**** DATA

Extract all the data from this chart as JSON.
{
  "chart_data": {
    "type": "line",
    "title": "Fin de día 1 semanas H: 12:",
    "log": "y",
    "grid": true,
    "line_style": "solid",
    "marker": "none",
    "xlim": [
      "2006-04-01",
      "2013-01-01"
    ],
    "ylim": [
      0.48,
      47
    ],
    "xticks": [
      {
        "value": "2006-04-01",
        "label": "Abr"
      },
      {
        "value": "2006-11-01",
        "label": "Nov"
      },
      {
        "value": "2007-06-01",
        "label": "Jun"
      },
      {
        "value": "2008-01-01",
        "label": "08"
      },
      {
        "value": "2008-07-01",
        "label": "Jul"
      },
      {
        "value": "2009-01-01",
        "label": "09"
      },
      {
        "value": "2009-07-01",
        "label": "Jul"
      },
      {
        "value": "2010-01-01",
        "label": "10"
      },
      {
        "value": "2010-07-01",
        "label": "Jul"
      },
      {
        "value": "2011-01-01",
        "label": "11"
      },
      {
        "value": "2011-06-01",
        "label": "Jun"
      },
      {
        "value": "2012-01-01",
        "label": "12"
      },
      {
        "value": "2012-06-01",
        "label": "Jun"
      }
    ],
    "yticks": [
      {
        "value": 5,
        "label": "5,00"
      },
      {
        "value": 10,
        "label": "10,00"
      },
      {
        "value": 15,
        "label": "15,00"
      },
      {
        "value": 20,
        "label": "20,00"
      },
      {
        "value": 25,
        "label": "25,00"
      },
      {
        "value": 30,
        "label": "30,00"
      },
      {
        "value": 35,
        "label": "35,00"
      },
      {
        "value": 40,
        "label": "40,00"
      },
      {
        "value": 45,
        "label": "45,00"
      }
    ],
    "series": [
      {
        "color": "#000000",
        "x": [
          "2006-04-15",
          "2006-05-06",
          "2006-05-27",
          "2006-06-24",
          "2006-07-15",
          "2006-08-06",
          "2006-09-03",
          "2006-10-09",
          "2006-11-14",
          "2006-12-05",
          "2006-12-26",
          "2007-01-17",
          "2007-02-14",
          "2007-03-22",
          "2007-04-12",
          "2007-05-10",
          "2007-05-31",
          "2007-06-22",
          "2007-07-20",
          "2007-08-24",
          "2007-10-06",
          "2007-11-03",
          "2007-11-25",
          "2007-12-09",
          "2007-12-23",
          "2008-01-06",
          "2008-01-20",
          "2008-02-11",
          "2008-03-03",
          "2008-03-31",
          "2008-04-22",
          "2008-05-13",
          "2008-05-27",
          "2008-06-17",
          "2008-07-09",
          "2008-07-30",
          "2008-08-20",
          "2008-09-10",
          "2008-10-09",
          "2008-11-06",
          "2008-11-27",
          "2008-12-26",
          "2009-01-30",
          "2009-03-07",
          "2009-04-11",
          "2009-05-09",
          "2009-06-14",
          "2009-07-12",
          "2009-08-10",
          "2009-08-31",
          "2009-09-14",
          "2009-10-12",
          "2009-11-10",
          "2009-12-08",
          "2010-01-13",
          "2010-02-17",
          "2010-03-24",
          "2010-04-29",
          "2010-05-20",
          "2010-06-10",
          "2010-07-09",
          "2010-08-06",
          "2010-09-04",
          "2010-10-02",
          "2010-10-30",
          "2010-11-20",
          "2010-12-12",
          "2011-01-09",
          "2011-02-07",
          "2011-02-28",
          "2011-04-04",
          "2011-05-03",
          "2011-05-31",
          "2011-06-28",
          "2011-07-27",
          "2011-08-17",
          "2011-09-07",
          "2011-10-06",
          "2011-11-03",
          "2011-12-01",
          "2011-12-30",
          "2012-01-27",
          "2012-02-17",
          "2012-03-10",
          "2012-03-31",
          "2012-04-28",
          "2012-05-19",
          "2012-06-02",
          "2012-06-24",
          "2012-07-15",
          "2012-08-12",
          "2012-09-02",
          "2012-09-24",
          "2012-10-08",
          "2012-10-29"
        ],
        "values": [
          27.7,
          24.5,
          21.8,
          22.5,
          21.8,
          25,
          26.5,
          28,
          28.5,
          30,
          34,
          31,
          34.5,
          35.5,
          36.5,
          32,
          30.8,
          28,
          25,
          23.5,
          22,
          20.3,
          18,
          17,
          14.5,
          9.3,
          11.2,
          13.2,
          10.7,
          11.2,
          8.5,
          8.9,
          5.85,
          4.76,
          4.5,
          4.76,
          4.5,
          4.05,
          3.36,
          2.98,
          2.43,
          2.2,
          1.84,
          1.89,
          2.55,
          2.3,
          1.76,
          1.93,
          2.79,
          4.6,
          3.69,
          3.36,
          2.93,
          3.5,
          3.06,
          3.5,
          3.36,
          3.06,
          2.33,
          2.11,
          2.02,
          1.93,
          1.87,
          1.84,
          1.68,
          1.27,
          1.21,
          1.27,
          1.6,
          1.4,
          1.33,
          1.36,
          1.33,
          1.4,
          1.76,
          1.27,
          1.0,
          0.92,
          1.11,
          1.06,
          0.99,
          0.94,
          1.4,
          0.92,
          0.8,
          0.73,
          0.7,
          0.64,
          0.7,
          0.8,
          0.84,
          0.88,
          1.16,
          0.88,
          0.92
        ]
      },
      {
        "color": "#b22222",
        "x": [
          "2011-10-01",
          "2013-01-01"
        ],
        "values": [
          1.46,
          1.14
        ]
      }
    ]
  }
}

********

== TO DO ==
Exactly as written above, please repeat the entries.

== THE REPLY ==
Extract all the data from this chart as JSON.
{
  "chart_data": {
    "type": "line",
    "title": "Fin de día 1 semanas H: 12:",
    "log": "y",
    "grid": true,
    "line_style": "solid",
    "marker": "none",
    "xlim": [
      "2006-04-01",
      "2013-01-01"
    ],
    "ylim": [
      0.48,
      47
    ],
    "xticks": [
      {
        "value": "2006-04-01",
        "label": "Abr"
      },
      {
        "value": "2006-11-01",
        "label": "Nov"
      },
      {
        "value": "2007-06-01",
        "label": "Jun"
      },
      {
        "value": "2008-01-01",
        "label": "08"
      },
      {
        "value": "2008-07-01",
        "label": "Jul"
      },
      {
        "value": "2009-01-01",
        "label": "09"
      },
      {
        "value": "2009-07-01",
        "label": "Jul"
      },
      {
        "value": "2010-01-01",
        "label": "10"
      },
      {
        "value": "2010-07-01",
        "label": "Jul"
      },
      {
        "value": "2011-01-01",
        "label": "11"
      },
      {
        "value": "2011-06-01",
        "label": "Jun"
      },
      {
        "value": "2012-01-01",
        "label": "12"
      },
      {
        "value": "2012-06-01",
        "label": "Jun"
      }
    ],
    "yticks": [
      {
        "value": 5,
        "label": "5,00"
      },
      {
        "value": 10,
        "label": "10,00"
      },
      {
        "value": 15,
        "label": "15,00"
      },
      {
        "value": 20,
        "label": "20,00"
      },
      {
        "value": 25,
        "label": "25,00"
      },
      {
        "value": 30,
        "label": "30,00"
      },
      {
        "value": 35,
        "label": "35,00"
      },
      {
        "value": 40,
        "label": "40,00"
      },
      {
        "value": 45,
        "label": "45,00"
      }
    ],
    "series": [
      {
        "color": "#000000",
        "x": [
          "2006-04-15",
          "2006-05-06",
          "2006-05-27",
          "2006-06-24",
          "2006-07-15",
          "2006-08-06",
          "2006-09-03",
          "2006-10-09",
          "2006-11-14",
          "2006-12-05",
          "2006-12-26",
          "2007-01-17",
          "2007-02-14",
          "2007-03-22",
          "2007-04-12",
          "2007-05-10",
          "2007-05-31",
          "2007-06-22",
          "2007-07-20",
          "2007-08-24",
          "2007-10-06",
          "2007-11-03",
          "2007-11-25",
          "2007-12-09",
          "2007-12-23",
          "2008-01-06",
          "2008-01-20",
          "2008-02-11",
          "2008-03-03",
          "2008-03-31",
          "2008-04-22",
          "2008-05-13",
          "2008-05-27",
          "2008-06-17",
          "2008-07-09",
          "2008-07-30",
          "2008-08-20",
          "2008-09-10",
          "2008-10-09",
          "2008-11-06",
          "2008-11-27",
          "2008-12-26",
          "2009-01-30",
          "2009-03-07",
          "2009-04-11",
          "2009-05-09",
          "2009-06-14",
          "2009-07-12",
          "2009-08-10",
          "2009-08-31",
          "2009-09-14",
          "2009-10-12",
          "2009-11-10",
          "2009-12-08",
          "2010-01-13",
          "2010-02-17",
          "2010-03-24",
          "2010-04-29",
          "2010-05-20",
          "2010-06-10",
          "2010-07-09",
          "2010-08-06",
          "2010-09-04",
          "2010-10-02",
          "2010-10-30",
          "2010-11-20",
          "2010-12-12",
          "2011-01-09",
          "2011-02-07",
          "2011-02-28",
          "2011-04-04",
          "2011-05-03",
          "2011-05-31",
          "2011-06-28",
          "2011-07-27",
          "2011-08-17",
          "2011-09-07",
          "2011-10-06",
          "2011-11-03",
          "2011-12-01",
          "2011-12-30",
          "2012-01-27",
          "2012-02-17",
          "2012-03-10",
          "2012-03-31",
          "2012-04-28",
          "2012-05-19",
          "2012-06-02",
          "2012-06-24",
          "2012-07-15",
          "2012-08-12",
          "2012-09-02",
          "2012-09-24",
          "2012-10-08",
          "2012-10-29"
        ],
        "values": [
          27.7,
          24.5,
          21.8,
          22.5,
          21.8,
          25,
          26.5,
          28,
          28.5,
          30,
          34,
          31,
          34.5,
          35.5,
          36.5,
          32,
          30.8,
          28,
          25,
          23.5,
          22,
          20.3,
          18,
          17,
          14.5,
          9.3,
          11.2,
          13.2,
          10.7,
          11.2,
          8.5,
          8.9,
          5.85,
          4.76,
          4.5,
          4.76,
          4.5,
          4.05,
          3.36,
          2.98,
          2.43,
          2.2,
          1.84,
          1.89,
          2.55,
          2.3,
          1.76,
          1.93,
          2.79,
          4.6,
          3.69,
          3.36,
          2.93,
          3.5,
          3.06,
          3.5,
          3.36,
          3.06,
          2.33,
          2.11,
          2.02,
          1.93,
          1.87,
          1.84,
          1.68,
          1.27,
          1.21,
          1.27,
          1.6,
          1.4,
          1.33,
          1.36,
          1.33,
          1.4,
          1.76,
          1.27,
          1.0,
          0.92,
          1.11,
          1.06,
          0.99,
          0.94,
          1.4,
          0.92,
          0.8,
          0.73,
          0.7,
          0.64,
          0.7,
          0.8,
          0.84,
          0.88,
          1.16,
          0.88,
          0.92
        ]
      },
      {
        "color": "#b22222",
        "x": [
          "2011-10-01",
          "2013-01-01"
        ],
        "values": [
          1.46,
          1.14
        ]
      }
    ]
  }
}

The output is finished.